- _PAGE EXCERPT_
__________________________________________________

3. THE DISTRIBUTION OF FAILURES

That the failures are widely distributed by semesters, by ages, and for both boys and girls, is shown in [Table I].

TABLE I

THE DISTRIBUTION OF FAILURES ACCORDING TO THE AGE
AND THE SEMESTER OF THEIR OCCURRENCE[A]

[A] The expression of the above facts in terms of percentages for each age group was found to be difficult, since failures and not pupils are designated. But the total failures for each age group are expressed (on [p. 36]) as percentages of the entire number of subjects taken by these pupils for the semesters in which they failed. Such percentages increase as the ages rise. A similar statement of the percentages of failure by semesters will be found on [p. 41].

[Table I] reads: the boys had 20 failures and the girls had 19 failures in the first semester and at the age of thirteen; in the second semester, at the age of thirteen, the boys had 2 failures and the girls 6. For each semester, the first line represents boys, the second line girls. There is a total of 17,960 failures listed in this table. In addition to this number there are 1,947 uncompleted grades for the failing non-graduates. The semesters were frequently completed by such pupils but the records were left incomplete. Their previous records and their prospects of further partial or complete failure seem to justify an estimate of 55 per cent (1,070) of these uncompleted grades as either tentative or actual but unrecorded failures. Therefore we virtually have 1,070 other failures belonging to these pupils which are not included in [Table I]. Accordingly, since the number can only be estimated, the fact that they are not incorporated in that table suggests that the information which it discloses is something less than a full statement of the school failures for these pupils. In the distribution of the totals for ages, the mode appears plainly at 16, but with an evident skewness toward the upper ages. The failures for the years 16, 17, and 18, when added together, form 68.1 per cent of the total failures. If those for 15 years are also included, the result is 86 per cent of the total. Of the total failures, 65.7 per cent are found in the first two years (11,801 out of the total of 17,960). But the really striking fact is that 34.3 per cent of the failures occur after the end of the first two years, after 52.2 per cent of the pupils are gone, and with other hundreds leaving in each succeeding semester before even the end of the eighth. In [Table II] we have similar facts for the pupils who graduate.

__________________________________________________

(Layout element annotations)
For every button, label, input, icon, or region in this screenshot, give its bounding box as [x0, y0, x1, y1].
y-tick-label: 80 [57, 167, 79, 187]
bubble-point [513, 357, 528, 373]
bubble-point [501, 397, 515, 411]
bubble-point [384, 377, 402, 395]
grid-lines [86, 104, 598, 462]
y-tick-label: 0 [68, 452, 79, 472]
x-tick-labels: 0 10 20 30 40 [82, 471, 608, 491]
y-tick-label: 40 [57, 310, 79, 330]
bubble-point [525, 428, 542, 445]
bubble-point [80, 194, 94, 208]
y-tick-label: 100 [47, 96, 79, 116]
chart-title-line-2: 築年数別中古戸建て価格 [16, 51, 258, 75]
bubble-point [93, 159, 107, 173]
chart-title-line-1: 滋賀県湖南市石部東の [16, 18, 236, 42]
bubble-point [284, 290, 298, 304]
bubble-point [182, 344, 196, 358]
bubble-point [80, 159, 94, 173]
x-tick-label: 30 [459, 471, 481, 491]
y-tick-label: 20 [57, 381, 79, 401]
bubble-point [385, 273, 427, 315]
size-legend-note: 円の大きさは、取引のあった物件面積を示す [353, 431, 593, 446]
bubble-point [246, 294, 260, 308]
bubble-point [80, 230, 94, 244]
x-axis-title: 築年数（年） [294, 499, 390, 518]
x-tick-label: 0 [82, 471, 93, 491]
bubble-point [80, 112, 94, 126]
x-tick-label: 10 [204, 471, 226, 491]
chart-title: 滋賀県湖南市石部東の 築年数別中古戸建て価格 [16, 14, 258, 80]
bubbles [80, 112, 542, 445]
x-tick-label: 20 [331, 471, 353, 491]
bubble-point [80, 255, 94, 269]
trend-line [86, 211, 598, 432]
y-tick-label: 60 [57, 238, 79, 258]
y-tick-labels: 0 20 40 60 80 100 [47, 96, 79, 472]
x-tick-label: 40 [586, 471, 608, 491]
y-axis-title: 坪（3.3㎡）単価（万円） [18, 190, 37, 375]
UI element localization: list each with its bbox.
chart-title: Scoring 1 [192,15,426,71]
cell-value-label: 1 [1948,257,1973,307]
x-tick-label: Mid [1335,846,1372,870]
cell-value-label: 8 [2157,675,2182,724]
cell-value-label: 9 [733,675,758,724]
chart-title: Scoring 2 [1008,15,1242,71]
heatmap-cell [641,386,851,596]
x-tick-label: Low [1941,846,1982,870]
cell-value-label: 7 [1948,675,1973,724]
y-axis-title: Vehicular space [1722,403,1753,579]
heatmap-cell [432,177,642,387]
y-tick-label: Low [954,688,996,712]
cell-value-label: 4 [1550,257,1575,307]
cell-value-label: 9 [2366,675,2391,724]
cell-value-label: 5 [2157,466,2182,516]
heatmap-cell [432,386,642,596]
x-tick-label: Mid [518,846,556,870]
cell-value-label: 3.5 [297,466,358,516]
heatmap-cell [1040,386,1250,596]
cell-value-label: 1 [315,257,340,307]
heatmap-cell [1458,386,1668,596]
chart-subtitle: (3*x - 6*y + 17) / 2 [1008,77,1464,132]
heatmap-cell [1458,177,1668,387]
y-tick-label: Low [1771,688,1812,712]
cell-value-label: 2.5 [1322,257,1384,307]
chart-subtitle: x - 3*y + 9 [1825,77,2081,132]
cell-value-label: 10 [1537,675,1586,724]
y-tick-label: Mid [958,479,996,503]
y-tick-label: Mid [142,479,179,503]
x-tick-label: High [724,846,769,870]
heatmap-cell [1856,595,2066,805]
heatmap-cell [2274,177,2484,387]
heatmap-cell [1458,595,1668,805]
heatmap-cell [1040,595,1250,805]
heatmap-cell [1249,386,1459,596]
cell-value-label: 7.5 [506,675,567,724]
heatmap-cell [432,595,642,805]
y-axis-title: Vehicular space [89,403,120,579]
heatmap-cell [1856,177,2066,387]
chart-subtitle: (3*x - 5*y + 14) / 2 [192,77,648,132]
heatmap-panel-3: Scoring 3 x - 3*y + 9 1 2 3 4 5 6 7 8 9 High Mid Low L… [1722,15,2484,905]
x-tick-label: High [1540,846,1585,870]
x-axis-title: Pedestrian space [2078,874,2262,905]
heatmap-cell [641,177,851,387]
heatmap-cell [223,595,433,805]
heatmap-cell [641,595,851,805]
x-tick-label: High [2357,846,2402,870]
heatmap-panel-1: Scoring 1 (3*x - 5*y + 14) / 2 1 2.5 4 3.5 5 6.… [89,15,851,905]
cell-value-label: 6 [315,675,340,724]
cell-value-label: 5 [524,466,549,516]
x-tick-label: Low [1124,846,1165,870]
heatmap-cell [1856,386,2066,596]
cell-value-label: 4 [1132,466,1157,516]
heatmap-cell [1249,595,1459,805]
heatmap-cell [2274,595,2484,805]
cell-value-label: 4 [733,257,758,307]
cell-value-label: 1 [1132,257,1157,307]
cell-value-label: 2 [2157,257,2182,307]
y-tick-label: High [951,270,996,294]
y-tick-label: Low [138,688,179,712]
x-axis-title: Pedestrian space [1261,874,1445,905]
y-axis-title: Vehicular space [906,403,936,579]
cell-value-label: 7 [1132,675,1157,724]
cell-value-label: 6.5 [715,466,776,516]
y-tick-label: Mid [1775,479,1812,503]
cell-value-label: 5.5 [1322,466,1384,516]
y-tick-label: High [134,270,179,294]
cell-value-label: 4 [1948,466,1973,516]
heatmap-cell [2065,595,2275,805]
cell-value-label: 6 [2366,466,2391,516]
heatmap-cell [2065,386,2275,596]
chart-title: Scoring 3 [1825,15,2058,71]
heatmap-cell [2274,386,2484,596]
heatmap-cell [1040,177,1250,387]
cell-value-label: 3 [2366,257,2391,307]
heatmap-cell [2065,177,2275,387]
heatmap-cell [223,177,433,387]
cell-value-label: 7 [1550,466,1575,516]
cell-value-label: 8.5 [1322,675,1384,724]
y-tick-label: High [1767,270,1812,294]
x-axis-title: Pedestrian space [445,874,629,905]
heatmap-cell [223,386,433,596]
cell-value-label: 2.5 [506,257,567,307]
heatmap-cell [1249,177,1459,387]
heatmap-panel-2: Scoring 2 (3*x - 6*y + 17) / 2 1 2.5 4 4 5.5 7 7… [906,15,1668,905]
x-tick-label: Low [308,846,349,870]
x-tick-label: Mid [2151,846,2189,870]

__________________________________________________

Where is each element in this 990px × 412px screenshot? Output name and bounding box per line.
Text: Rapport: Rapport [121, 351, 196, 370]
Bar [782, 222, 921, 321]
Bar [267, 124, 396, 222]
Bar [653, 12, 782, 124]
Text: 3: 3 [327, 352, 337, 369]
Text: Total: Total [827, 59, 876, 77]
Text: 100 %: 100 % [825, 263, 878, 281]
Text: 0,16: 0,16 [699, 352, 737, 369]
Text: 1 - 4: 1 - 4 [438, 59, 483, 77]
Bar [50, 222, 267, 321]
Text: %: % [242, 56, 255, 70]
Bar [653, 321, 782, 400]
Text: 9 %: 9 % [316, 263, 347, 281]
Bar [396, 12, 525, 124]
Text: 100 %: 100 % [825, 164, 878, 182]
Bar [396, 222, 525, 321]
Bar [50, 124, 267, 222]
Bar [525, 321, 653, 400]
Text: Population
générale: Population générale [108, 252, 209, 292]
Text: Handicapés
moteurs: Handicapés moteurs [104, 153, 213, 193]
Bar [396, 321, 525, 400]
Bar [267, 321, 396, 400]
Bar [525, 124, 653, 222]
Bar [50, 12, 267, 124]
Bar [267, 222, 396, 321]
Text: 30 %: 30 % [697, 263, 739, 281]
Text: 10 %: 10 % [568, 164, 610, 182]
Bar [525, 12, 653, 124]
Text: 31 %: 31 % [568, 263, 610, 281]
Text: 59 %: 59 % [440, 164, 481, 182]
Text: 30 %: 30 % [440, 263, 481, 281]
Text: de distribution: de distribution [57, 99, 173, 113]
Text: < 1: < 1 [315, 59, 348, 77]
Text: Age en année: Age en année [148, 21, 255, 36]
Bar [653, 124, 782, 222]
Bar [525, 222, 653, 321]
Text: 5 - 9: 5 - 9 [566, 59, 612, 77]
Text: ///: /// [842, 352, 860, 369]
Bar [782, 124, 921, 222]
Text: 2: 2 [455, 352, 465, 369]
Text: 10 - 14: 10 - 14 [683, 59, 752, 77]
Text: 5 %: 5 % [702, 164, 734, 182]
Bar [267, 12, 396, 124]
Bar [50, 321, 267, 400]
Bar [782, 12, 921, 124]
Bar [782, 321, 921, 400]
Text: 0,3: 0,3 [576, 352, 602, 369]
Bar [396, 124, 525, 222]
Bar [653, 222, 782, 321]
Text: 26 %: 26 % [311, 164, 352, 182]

__________________________________________________

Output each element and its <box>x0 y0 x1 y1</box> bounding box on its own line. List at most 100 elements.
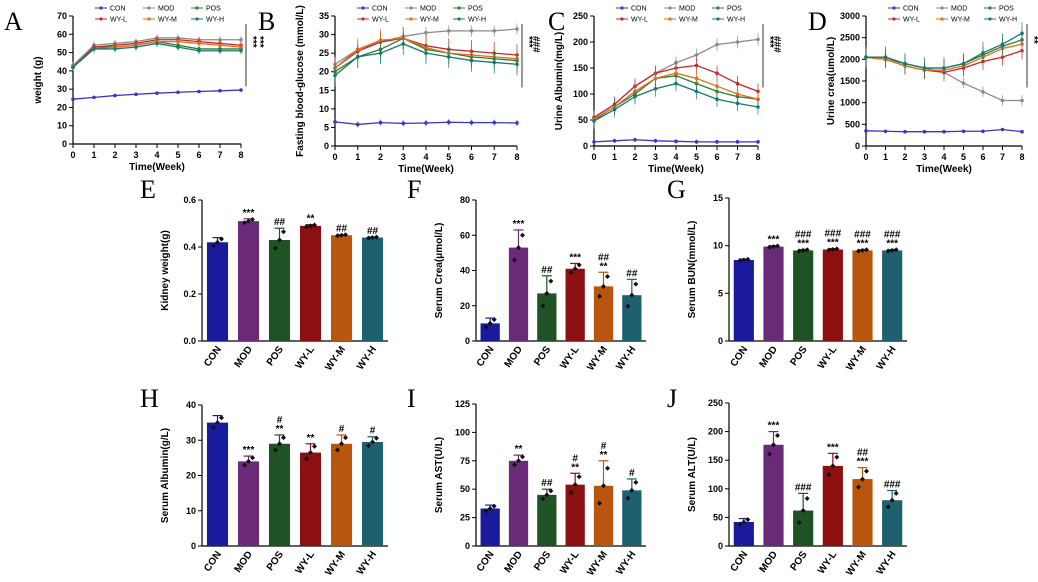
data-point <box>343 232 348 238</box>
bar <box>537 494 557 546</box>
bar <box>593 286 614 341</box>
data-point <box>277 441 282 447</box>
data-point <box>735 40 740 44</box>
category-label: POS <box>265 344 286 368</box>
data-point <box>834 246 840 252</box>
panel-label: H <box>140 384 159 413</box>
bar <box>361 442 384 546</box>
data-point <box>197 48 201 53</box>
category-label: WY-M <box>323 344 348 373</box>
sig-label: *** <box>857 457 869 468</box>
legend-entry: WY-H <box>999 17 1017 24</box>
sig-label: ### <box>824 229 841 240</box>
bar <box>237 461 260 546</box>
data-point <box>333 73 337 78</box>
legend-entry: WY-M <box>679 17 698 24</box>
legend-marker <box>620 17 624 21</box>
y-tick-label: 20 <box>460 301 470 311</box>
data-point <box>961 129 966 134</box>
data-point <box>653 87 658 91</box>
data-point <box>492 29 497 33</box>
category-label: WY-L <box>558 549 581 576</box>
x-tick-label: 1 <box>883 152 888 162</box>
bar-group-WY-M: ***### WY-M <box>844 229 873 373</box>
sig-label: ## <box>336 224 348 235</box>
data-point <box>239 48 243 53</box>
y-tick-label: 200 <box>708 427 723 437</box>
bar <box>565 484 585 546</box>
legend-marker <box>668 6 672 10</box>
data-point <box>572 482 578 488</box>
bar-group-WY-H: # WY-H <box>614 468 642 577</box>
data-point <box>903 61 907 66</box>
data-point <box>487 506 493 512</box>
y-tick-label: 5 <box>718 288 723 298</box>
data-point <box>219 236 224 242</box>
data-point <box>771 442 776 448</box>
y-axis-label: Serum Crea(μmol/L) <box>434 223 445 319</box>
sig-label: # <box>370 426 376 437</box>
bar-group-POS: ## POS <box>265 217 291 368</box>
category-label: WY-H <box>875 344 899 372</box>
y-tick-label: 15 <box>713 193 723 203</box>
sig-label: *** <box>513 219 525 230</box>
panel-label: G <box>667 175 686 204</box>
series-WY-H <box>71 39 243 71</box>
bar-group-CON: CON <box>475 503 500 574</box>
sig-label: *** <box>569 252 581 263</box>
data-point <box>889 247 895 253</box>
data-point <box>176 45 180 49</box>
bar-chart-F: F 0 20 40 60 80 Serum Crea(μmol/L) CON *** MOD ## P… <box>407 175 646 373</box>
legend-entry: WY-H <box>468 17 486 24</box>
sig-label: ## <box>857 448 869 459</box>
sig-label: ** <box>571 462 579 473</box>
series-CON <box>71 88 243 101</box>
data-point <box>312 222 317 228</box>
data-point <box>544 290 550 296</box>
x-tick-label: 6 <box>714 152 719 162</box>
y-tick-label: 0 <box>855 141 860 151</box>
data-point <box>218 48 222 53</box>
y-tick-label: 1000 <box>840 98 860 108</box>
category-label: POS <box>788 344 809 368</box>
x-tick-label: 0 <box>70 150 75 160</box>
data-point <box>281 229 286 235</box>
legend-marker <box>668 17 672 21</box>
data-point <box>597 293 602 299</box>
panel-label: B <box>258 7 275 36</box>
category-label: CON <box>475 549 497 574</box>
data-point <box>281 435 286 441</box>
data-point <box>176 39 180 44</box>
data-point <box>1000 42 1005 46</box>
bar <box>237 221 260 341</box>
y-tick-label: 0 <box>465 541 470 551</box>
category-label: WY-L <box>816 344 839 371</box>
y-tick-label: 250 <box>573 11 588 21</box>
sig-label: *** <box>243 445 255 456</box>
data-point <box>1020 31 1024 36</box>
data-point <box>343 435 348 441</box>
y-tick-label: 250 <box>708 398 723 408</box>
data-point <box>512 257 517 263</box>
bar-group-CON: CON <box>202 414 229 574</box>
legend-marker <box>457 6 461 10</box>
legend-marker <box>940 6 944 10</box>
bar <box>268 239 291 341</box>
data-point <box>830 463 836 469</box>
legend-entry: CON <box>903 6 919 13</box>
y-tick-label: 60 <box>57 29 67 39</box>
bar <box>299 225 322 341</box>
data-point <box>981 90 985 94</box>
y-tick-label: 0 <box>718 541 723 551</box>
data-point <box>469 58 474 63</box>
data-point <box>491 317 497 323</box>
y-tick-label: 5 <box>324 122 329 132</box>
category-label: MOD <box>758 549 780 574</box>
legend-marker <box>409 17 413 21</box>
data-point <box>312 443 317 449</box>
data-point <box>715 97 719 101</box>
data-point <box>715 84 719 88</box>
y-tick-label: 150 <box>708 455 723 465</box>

__________________________________________________

- _EXERCISES TO COMPLETE_
1. In the passage on the distribution of failures, starting at "[A] The expression" and ending at "on [p. 41].", can you substitute "proportions" for each "percentages" and give that part again?
2. Could you render the entries starting at the line containing "For every button, label, input, icon, or" and ending at the line containing "bubble-point [385, 273, 427, 315]" as a Markdown table with the columns Row and Line, leaving out any blank lines?
The text and the entries come from unrelated sources.

- _PER-TASK OUTPUTS_
1.
[A] The expression of the above facts in terms of proportions for each age group was found to be difficult, since failures and not pupils are designated. But the total failures for each age group are expressed (on [p. 36]) as proportions of the entire number of subjects taken by these pupils for the semesters in which they failed. Such proportions increase as the ages rise. A similar statement of the proportions of failure by semesters will be found on [p. 41].

2.
| Row | Line |
|---|---|
| 1 | For every button, label, input, icon, or region in this screenshot, give its bounding box as [x0, y0, x1, y1]. |
| 2 | y-tick-label: 80 [57, 167, 79, 187] |
| 3 | bubble-point [513, 357, 528, 373] |
| 4 | bubble-point [501, 397, 515, 411] |
| 5 | bubble-point [384, 377, 402, 395] |
| 6 | grid-lines [86, 104, 598, 462] |
| 7 | y-tick-label: 0 [68, 452, 79, 472] |
| 8 | x-tick-labels: 0 10 20 30 40 [82, 471, 608, 491] |
| 9 | y-tick-label: 40 [57, 310, 79, 330] |
| 10 | bubble-point [525, 428, 542, 445] |
| 11 | bubble-point [80, 194, 94, 208] |
| 12 | y-tick-label: 100 [47, 96, 79, 116] |
| 13 | chart-title-line-2: 築年数別中古戸建て価格 [16, 51, 258, 75] |
| 14 | bubble-point [93, 159, 107, 173] |
| 15 | chart-title-line-1: 滋賀県湖南市石部東の [16, 18, 236, 42] |
| 16 | bubble-point [284, 290, 298, 304] |
| 17 | bubble-point [182, 344, 196, 358] |
| 18 | bubble-point [80, 159, 94, 173] |
| 19 | x-tick-label: 30 [459, 471, 481, 491] |
| 20 | y-tick-label: 20 [57, 381, 79, 401] |
| 21 | bubble-point [385, 273, 427, 315] |